▼

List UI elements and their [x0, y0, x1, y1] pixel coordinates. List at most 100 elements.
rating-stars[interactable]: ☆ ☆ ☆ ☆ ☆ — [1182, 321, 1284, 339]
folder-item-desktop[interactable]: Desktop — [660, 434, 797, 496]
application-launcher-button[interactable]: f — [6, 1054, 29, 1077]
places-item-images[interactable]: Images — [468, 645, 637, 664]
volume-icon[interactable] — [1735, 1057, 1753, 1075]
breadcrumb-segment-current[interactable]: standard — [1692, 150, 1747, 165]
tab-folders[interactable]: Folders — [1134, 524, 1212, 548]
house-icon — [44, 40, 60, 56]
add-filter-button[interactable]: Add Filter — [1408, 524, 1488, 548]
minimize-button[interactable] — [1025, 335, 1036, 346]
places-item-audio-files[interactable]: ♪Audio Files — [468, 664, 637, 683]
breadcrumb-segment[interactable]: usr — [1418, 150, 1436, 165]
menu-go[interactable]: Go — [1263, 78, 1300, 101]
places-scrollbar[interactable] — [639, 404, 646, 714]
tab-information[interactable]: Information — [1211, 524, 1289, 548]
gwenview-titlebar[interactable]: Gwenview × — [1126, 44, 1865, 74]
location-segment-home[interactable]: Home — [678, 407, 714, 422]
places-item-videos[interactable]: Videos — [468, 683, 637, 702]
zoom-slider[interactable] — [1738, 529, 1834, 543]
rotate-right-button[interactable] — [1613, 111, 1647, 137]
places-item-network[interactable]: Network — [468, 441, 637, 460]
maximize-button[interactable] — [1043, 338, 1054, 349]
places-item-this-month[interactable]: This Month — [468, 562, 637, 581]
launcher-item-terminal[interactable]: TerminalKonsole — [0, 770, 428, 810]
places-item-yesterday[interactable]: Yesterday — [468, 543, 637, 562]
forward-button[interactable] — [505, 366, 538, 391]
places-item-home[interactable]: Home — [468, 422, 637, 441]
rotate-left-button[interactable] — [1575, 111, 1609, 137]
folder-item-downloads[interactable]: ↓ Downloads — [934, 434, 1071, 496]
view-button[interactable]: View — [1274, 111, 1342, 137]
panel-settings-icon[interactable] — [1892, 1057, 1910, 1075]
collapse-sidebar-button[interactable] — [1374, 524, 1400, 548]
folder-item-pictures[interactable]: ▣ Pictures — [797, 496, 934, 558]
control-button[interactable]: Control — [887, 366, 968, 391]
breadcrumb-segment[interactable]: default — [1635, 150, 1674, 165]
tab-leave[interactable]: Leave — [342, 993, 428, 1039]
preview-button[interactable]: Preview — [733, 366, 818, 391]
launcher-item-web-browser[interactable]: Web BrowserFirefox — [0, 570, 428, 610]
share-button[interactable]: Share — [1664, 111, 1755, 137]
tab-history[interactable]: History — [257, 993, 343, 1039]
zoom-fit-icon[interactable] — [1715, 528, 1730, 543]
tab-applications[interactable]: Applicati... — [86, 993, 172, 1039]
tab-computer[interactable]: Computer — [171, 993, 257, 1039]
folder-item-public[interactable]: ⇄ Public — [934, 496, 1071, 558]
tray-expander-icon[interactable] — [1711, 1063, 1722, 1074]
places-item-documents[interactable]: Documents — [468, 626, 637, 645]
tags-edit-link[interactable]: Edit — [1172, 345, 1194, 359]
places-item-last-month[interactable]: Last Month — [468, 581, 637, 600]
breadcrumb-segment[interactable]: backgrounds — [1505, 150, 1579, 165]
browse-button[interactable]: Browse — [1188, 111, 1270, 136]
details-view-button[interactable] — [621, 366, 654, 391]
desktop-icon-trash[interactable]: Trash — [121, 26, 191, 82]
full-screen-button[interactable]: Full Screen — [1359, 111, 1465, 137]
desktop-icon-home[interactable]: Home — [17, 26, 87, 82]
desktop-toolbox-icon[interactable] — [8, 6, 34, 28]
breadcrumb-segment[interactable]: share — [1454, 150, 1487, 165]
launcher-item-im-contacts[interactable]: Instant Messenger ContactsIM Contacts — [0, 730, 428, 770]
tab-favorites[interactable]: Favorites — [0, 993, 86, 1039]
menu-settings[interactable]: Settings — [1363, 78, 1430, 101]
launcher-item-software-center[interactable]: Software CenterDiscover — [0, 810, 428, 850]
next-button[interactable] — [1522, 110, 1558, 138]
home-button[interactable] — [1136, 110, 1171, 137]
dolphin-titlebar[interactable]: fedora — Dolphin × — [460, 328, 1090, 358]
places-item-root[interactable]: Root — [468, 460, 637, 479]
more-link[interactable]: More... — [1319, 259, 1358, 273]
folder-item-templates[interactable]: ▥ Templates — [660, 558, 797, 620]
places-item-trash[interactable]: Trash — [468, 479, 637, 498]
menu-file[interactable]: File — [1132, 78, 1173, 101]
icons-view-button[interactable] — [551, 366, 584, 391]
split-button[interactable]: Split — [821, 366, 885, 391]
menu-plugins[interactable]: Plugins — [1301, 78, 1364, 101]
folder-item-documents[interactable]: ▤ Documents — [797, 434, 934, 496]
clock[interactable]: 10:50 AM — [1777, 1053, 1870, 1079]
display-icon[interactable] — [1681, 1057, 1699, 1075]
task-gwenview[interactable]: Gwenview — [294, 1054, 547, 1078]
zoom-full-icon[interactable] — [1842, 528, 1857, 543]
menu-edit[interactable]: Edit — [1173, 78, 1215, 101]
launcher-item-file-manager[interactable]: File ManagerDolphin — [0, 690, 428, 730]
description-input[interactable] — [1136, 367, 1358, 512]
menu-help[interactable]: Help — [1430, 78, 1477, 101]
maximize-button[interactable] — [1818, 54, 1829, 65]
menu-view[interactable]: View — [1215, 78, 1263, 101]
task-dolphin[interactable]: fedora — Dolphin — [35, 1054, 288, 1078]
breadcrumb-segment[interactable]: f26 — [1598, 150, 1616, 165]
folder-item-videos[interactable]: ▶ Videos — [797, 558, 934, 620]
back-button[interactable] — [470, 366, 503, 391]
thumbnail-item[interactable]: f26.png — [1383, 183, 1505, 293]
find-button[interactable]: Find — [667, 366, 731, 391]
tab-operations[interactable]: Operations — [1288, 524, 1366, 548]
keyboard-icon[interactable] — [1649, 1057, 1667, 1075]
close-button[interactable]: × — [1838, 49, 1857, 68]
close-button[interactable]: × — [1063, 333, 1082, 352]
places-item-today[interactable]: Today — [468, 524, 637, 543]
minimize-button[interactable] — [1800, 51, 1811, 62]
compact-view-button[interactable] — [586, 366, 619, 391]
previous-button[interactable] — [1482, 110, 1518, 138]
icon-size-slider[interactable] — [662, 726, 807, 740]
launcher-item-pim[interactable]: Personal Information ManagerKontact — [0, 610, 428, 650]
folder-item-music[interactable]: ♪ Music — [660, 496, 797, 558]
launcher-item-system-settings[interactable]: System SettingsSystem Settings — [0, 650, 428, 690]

▲

TASK DIRECTIONS: Please write out the records above again, replacing "interactable" with "clickable" wherever it appears and changing nothing else.

REPLY:
List UI elements and their [x0, y0, x1, y1] pixel coordinates. List at most 100 elements.
rating-stars[clickable]: ☆ ☆ ☆ ☆ ☆ — [1182, 321, 1284, 339]
folder-item-desktop[clickable]: Desktop — [660, 434, 797, 496]
application-launcher-button[clickable]: f — [6, 1054, 29, 1077]
places-item-images[clickable]: Images — [468, 645, 637, 664]
volume-icon[clickable] — [1735, 1057, 1753, 1075]
breadcrumb-segment-current[clickable]: standard — [1692, 150, 1747, 165]
tab-folders[clickable]: Folders — [1134, 524, 1212, 548]
house-icon — [44, 40, 60, 56]
add-filter-button[clickable]: Add Filter — [1408, 524, 1488, 548]
minimize-button[clickable] — [1025, 335, 1036, 346]
places-item-audio-files[clickable]: ♪Audio Files — [468, 664, 637, 683]
breadcrumb-segment[clickable]: usr — [1418, 150, 1436, 165]
menu-go[clickable]: Go — [1263, 78, 1300, 101]
places-scrollbar[clickable] — [639, 404, 646, 714]
tab-information[clickable]: Information — [1211, 524, 1289, 548]
gwenview-titlebar[clickable]: Gwenview × — [1126, 44, 1865, 74]
location-segment-home[clickable]: Home — [678, 407, 714, 422]
places-item-videos[clickable]: Videos — [468, 683, 637, 702]
zoom-slider[clickable] — [1738, 529, 1834, 543]
rotate-right-button[clickable] — [1613, 111, 1647, 137]
places-item-network[clickable]: Network — [468, 441, 637, 460]
maximize-button[clickable] — [1043, 338, 1054, 349]
places-item-this-month[clickable]: This Month — [468, 562, 637, 581]
launcher-item-terminal[clickable]: TerminalKonsole — [0, 770, 428, 810]
places-item-yesterday[clickable]: Yesterday — [468, 543, 637, 562]
forward-button[clickable] — [505, 366, 538, 391]
places-item-home[clickable]: Home — [468, 422, 637, 441]
rotate-left-button[clickable] — [1575, 111, 1609, 137]
folder-item-downloads[clickable]: ↓ Downloads — [934, 434, 1071, 496]
view-button[clickable]: View — [1274, 111, 1342, 137]
panel-settings-icon[clickable] — [1892, 1057, 1910, 1075]
collapse-sidebar-button[clickable] — [1374, 524, 1400, 548]
folder-item-pictures[clickable]: ▣ Pictures — [797, 496, 934, 558]
control-button[clickable]: Control — [887, 366, 968, 391]
breadcrumb-segment[clickable]: default — [1635, 150, 1674, 165]
tab-leave[clickable]: Leave — [342, 993, 428, 1039]
preview-button[clickable]: Preview — [733, 366, 818, 391]
launcher-item-web-browser[clickable]: Web BrowserFirefox — [0, 570, 428, 610]
share-button[clickable]: Share — [1664, 111, 1755, 137]
tab-history[clickable]: History — [257, 993, 343, 1039]
zoom-fit-icon[clickable] — [1715, 528, 1730, 543]
tab-applications[clickable]: Applicati... — [86, 993, 172, 1039]
tab-computer[clickable]: Computer — [171, 993, 257, 1039]
folder-item-public[clickable]: ⇄ Public — [934, 496, 1071, 558]
tray-expander-icon[clickable] — [1711, 1063, 1722, 1074]
places-item-documents[clickable]: Documents — [468, 626, 637, 645]
tags-edit-link[clickable]: Edit — [1172, 345, 1194, 359]
places-item-last-month[clickable]: Last Month — [468, 581, 637, 600]
breadcrumb-segment[clickable]: backgrounds — [1505, 150, 1579, 165]
browse-button[clickable]: Browse — [1188, 111, 1270, 136]
details-view-button[clickable] — [621, 366, 654, 391]
desktop-icon-trash[clickable]: Trash — [121, 26, 191, 82]
full-screen-button[clickable]: Full Screen — [1359, 111, 1465, 137]
desktop-icon-home[clickable]: Home — [17, 26, 87, 82]
desktop-toolbox-icon[clickable] — [8, 6, 34, 28]
breadcrumb-segment[clickable]: share — [1454, 150, 1487, 165]
launcher-item-im-contacts[clickable]: Instant Messenger ContactsIM Contacts — [0, 730, 428, 770]
tab-favorites[clickable]: Favorites — [0, 993, 86, 1039]
menu-settings[clickable]: Settings — [1363, 78, 1430, 101]
launcher-item-software-center[clickable]: Software CenterDiscover — [0, 810, 428, 850]
next-button[clickable] — [1522, 110, 1558, 138]
home-button[clickable] — [1136, 110, 1171, 137]
dolphin-titlebar[clickable]: fedora — Dolphin × — [460, 328, 1090, 358]
places-item-root[clickable]: Root — [468, 460, 637, 479]
more-link[clickable]: More... — [1319, 259, 1358, 273]
folder-item-templates[clickable]: ▥ Templates — [660, 558, 797, 620]
places-item-trash[clickable]: Trash — [468, 479, 637, 498]
menu-file[clickable]: File — [1132, 78, 1173, 101]
icons-view-button[clickable] — [551, 366, 584, 391]
split-button[clickable]: Split — [821, 366, 885, 391]
menu-plugins[clickable]: Plugins — [1301, 78, 1364, 101]
folder-item-documents[clickable]: ▤ Documents — [797, 434, 934, 496]
clock[clickable]: 10:50 AM — [1777, 1053, 1870, 1079]
display-icon[clickable] — [1681, 1057, 1699, 1075]
task-gwenview[clickable]: Gwenview — [294, 1054, 547, 1078]
zoom-full-icon[clickable] — [1842, 528, 1857, 543]
menu-edit[clickable]: Edit — [1173, 78, 1215, 101]
launcher-item-file-manager[clickable]: File ManagerDolphin — [0, 690, 428, 730]
description-input[clickable] — [1136, 367, 1358, 512]
menu-help[clickable]: Help — [1430, 78, 1477, 101]
maximize-button[clickable] — [1818, 54, 1829, 65]
menu-view[clickable]: View — [1215, 78, 1263, 101]
task-dolphin[clickable]: fedora — Dolphin — [35, 1054, 288, 1078]
breadcrumb-segment[clickable]: f26 — [1598, 150, 1616, 165]
folder-item-videos[clickable]: ▶ Videos — [797, 558, 934, 620]
back-button[clickable] — [470, 366, 503, 391]
thumbnail-item[clickable]: f26.png — [1383, 183, 1505, 293]
find-button[clickable]: Find — [667, 366, 731, 391]
tab-operations[clickable]: Operations — [1288, 524, 1366, 548]
keyboard-icon[clickable] — [1649, 1057, 1667, 1075]
close-button[clickable]: × — [1838, 49, 1857, 68]
close-button[clickable]: × — [1063, 333, 1082, 352]
places-item-today[clickable]: Today — [468, 524, 637, 543]
minimize-button[clickable] — [1800, 51, 1811, 62]
compact-view-button[clickable] — [586, 366, 619, 391]
previous-button[clickable] — [1482, 110, 1518, 138]
icon-size-slider[clickable] — [662, 726, 807, 740]
launcher-item-pim[clickable]: Personal Information ManagerKontact — [0, 610, 428, 650]
folder-item-music[clickable]: ♪ Music — [660, 496, 797, 558]
launcher-item-system-settings[clickable]: System SettingsSystem Settings — [0, 650, 428, 690]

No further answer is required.